• Work required
Restate the data exactly as given and keep the pictures out.

• Data tied to figure images
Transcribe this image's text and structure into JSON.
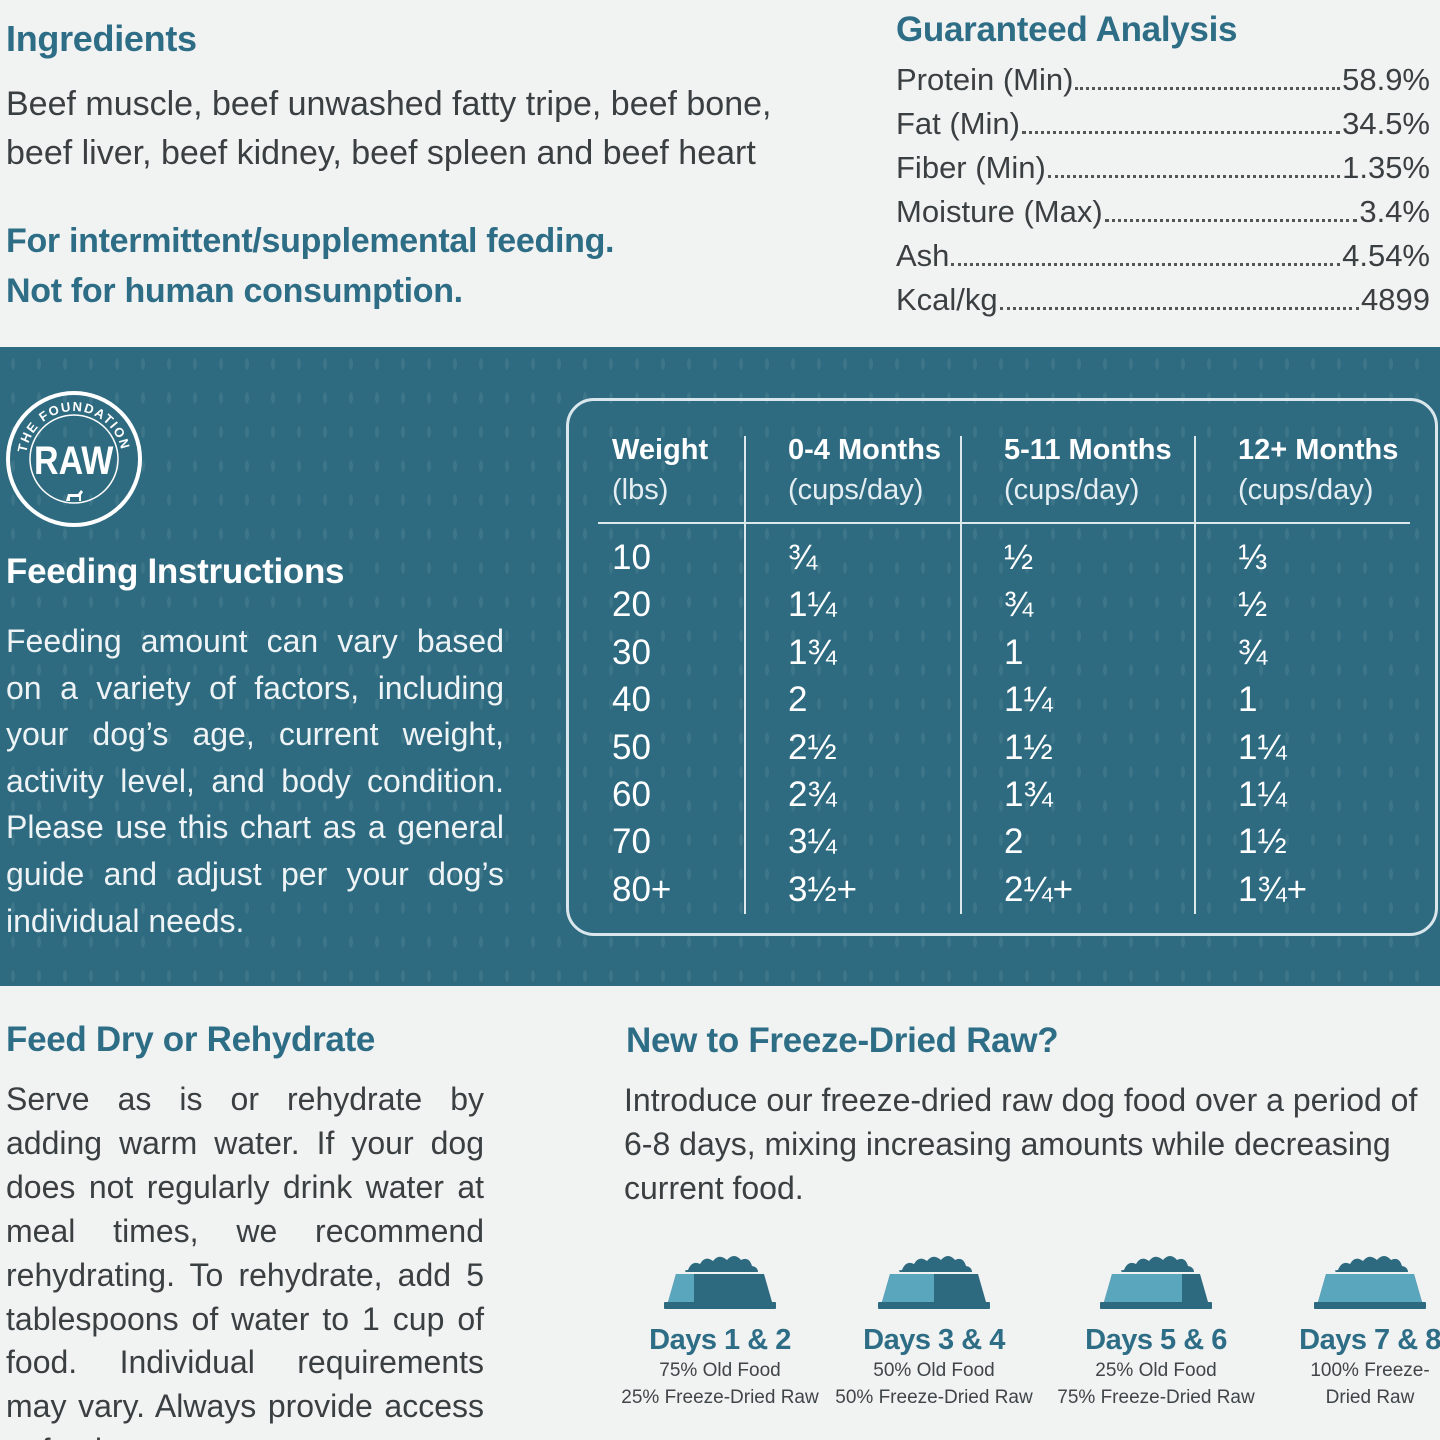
{
  "ingredients": {
    "title": "Ingredients",
    "text": "Beef muscle, beef unwashed fatty tripe, beef bone, beef liver, beef kidney, beef spleen and beef heart",
    "note_line1": "For intermittent/supplemental feeding.",
    "note_line2": "Not for human consumption."
  },
  "guaranteed_analysis": {
    "title": "Guaranteed Analysis",
    "items": [
      {
        "label": "Protein (Min)",
        "value": "58.9%"
      },
      {
        "label": "Fat (Min)",
        "value": "34.5%"
      },
      {
        "label": "Fiber (Min)",
        "value": "1.35%"
      },
      {
        "label": "Moisture (Max)",
        "value": "3.4%"
      },
      {
        "label": "Ash",
        "value": "4.54%"
      },
      {
        "label": "Kcal/kg",
        "value": "4899"
      }
    ]
  },
  "logo": {
    "ring_text": "THE FOUNDATION",
    "center_text": "RAW"
  },
  "feeding": {
    "title": "Feeding Instructions",
    "text": "Feeding amount can vary based on a variety of factors, including your dog’s age, current weight, activity level, and body condition. Please use this chart as a general guide and adjust per your dog’s individual needs.",
    "columns": [
      {
        "label": "Weight",
        "sub": "(lbs)"
      },
      {
        "label": "0-4 Months",
        "sub": "(cups/day)"
      },
      {
        "label": "5-11 Months",
        "sub": "(cups/day)"
      },
      {
        "label": "12+ Months",
        "sub": "(cups/day)"
      }
    ],
    "rows": [
      [
        "10",
        "¾",
        "½",
        "⅓"
      ],
      [
        "20",
        "1¼",
        "¾",
        "½"
      ],
      [
        "30",
        "1¾",
        "1",
        "¾"
      ],
      [
        "40",
        "2",
        "1¼",
        "1"
      ],
      [
        "50",
        "2½",
        "1½",
        "1¼"
      ],
      [
        "60",
        "2¾",
        "1¾",
        "1¼"
      ],
      [
        "70",
        "3¼",
        "2",
        "1½"
      ],
      [
        "80+",
        "3½+",
        "2¼+",
        "1¾+"
      ]
    ]
  },
  "feed_dry": {
    "title": "Feed Dry or Rehydrate",
    "text": "Serve as is or rehydrate by adding warm water. If your dog does not regularly drink water at meal times, we recommend rehydrating. To rehydrate, add 5 tablespoons of water to 1 cup of food. Individual requirements may vary. Always provide access to fresh water."
  },
  "transition": {
    "title": "New to Freeze-Dried Raw?",
    "text": "Introduce our freeze-dried raw dog food over a period of 6-8 days, mixing increasing amounts while decreasing current food.",
    "stages": [
      {
        "days": "Days 1 & 2",
        "line1": "75% Old Food",
        "line2": "25% Freeze-Dried Raw",
        "new_fraction": 0.25
      },
      {
        "days": "Days 3 & 4",
        "line1": "50% Old Food",
        "line2": "50% Freeze-Dried Raw",
        "new_fraction": 0.5
      },
      {
        "days": "Days 5 & 6",
        "line1": "25% Old Food",
        "line2": "75% Freeze-Dried Raw",
        "new_fraction": 0.75
      },
      {
        "days": "Days 7 & 8",
        "line1": "100% Freeze-",
        "line2": "Dried Raw",
        "new_fraction": 1.0
      }
    ],
    "colors": {
      "dark": "#2d6a80",
      "light": "#5aa6bd"
    }
  }
}
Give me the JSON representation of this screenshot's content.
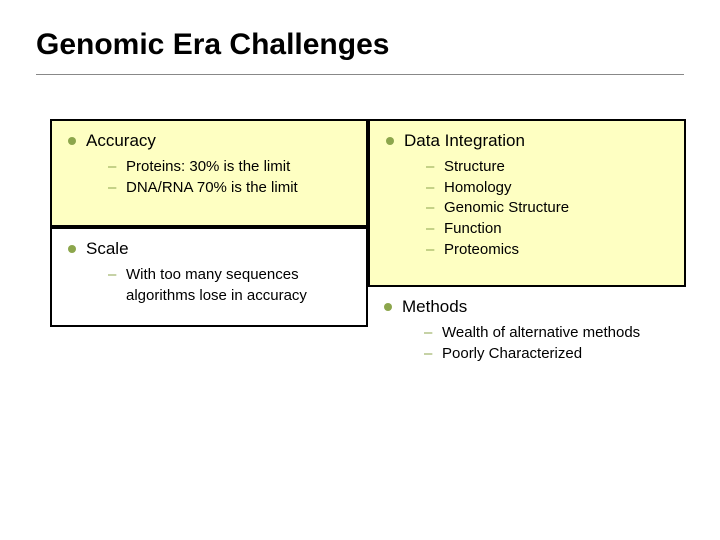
{
  "title": "Genomic Era Challenges",
  "boxes": {
    "accuracy": {
      "heading": "Accuracy",
      "items": [
        "Proteins: 30% is the limit",
        "DNA/RNA 70% is the limit"
      ],
      "bg": "#feffc2",
      "border": "#000000"
    },
    "scale": {
      "heading": "Scale",
      "items": [
        "With too many sequences algorithms lose in accuracy"
      ],
      "bg": "#ffffff",
      "border": "#000000"
    },
    "dataint": {
      "heading": "Data Integration",
      "items": [
        "Structure",
        "Homology",
        "Genomic Structure",
        "Function",
        "Proteomics"
      ],
      "bg": "#feffc2",
      "border": "#000000"
    },
    "methods": {
      "heading": "Methods",
      "items": [
        "Wealth of alternative methods",
        "Poorly Characterized"
      ],
      "bg": "transparent",
      "border": "transparent"
    }
  },
  "style": {
    "bullet_color": "#8ca64c",
    "dash_color": "#8ca64c",
    "title_fontsize": 30,
    "lvl1_fontsize": 17,
    "lvl2_fontsize": 15,
    "underline_color": "#888888",
    "slide_bg": "#ffffff"
  }
}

• Answer to the exercise
Transcribe this image's text and structure into JSON.
{
  "ingredients": {
    "title": "Ingredients",
    "text": "Beef muscle, beef unwashed fatty tripe, beef bone, beef liver, beef kidney, beef spleen and beef heart",
    "note_line1": "For intermittent/supplemental feeding.",
    "note_line2": "Not for human consumption."
  },
  "guaranteed_analysis": {
    "title": "Guaranteed Analysis",
    "items": [
      {
        "label": "Protein (Min)",
        "value": "58.9%"
      },
      {
        "label": "Fat (Min)",
        "value": "34.5%"
      },
      {
        "label": "Fiber (Min)",
        "value": "1.35%"
      },
      {
        "label": "Moisture (Max)",
        "value": "3.4%"
      },
      {
        "label": "Ash",
        "value": "4.54%"
      },
      {
        "label": "Kcal/kg",
        "value": "4899"
      }
    ]
  },
  "logo": {
    "ring_text": "THE FOUNDATION",
    "center_text": "RAW"
  },
  "feeding": {
    "title": "Feeding Instructions",
    "text": "Feeding amount can vary based on a variety of factors, including your dog’s age, current weight, activity level, and body condition. Please use this chart as a general guide and adjust per your dog’s individual needs.",
    "columns": [
      {
        "label": "Weight",
        "sub": "(lbs)"
      },
      {
        "label": "0-4 Months",
        "sub": "(cups/day)"
      },
      {
        "label": "5-11 Months",
        "sub": "(cups/day)"
      },
      {
        "label": "12+ Months",
        "sub": "(cups/day)"
      }
    ],
    "rows": [
      [
        "10",
        "¾",
        "½",
        "⅓"
      ],
      [
        "20",
        "1¼",
        "¾",
        "½"
      ],
      [
        "30",
        "1¾",
        "1",
        "¾"
      ],
      [
        "40",
        "2",
        "1¼",
        "1"
      ],
      [
        "50",
        "2½",
        "1½",
        "1¼"
      ],
      [
        "60",
        "2¾",
        "1¾",
        "1¼"
      ],
      [
        "70",
        "3¼",
        "2",
        "1½"
      ],
      [
        "80+",
        "3½+",
        "2¼+",
        "1¾+"
      ]
    ]
  },
  "feed_dry": {
    "title": "Feed Dry or Rehydrate",
    "text": "Serve as is or rehydrate by adding warm water. If your dog does not regularly drink water at meal times, we recommend rehydrating. To rehydrate, add 5 tablespoons of water to 1 cup of food. Individual requirements may vary. Always provide access to fresh water."
  },
  "transition": {
    "title": "New to Freeze-Dried Raw?",
    "text": "Introduce our freeze-dried raw dog food over a period of 6-8 days, mixing increasing amounts while decreasing current food.",
    "stages": [
      {
        "days": "Days 1 & 2",
        "line1": "75% Old Food",
        "line2": "25% Freeze-Dried Raw",
        "new_fraction": 0.25
      },
      {
        "days": "Days 3 & 4",
        "line1": "50% Old Food",
        "line2": "50% Freeze-Dried Raw",
        "new_fraction": 0.5
      },
      {
        "days": "Days 5 & 6",
        "line1": "25% Old Food",
        "line2": "75% Freeze-Dried Raw",
        "new_fraction": 0.75
      },
      {
        "days": "Days 7 & 8",
        "line1": "100% Freeze-",
        "line2": "Dried Raw",
        "new_fraction": 1.0
      }
    ],
    "colors": {
      "dark": "#2d6a80",
      "light": "#5aa6bd"
    }
  }
}
Give me the JSON representation of this screenshot's content.
{
  "title": "Genomic Era Challenges",
  "boxes": {
    "accuracy": {
      "heading": "Accuracy",
      "items": [
        "Proteins: 30% is the limit",
        "DNA/RNA 70% is the limit"
      ],
      "bg": "#feffc2",
      "border": "#000000"
    },
    "scale": {
      "heading": "Scale",
      "items": [
        "With too many sequences algorithms lose in accuracy"
      ],
      "bg": "#ffffff",
      "border": "#000000"
    },
    "dataint": {
      "heading": "Data Integration",
      "items": [
        "Structure",
        "Homology",
        "Genomic Structure",
        "Function",
        "Proteomics"
      ],
      "bg": "#feffc2",
      "border": "#000000"
    },
    "methods": {
      "heading": "Methods",
      "items": [
        "Wealth of alternative methods",
        "Poorly Characterized"
      ],
      "bg": "transparent",
      "border": "transparent"
    }
  },
  "style": {
    "bullet_color": "#8ca64c",
    "dash_color": "#8ca64c",
    "title_fontsize": 30,
    "lvl1_fontsize": 17,
    "lvl2_fontsize": 15,
    "underline_color": "#888888",
    "slide_bg": "#ffffff"
  }
}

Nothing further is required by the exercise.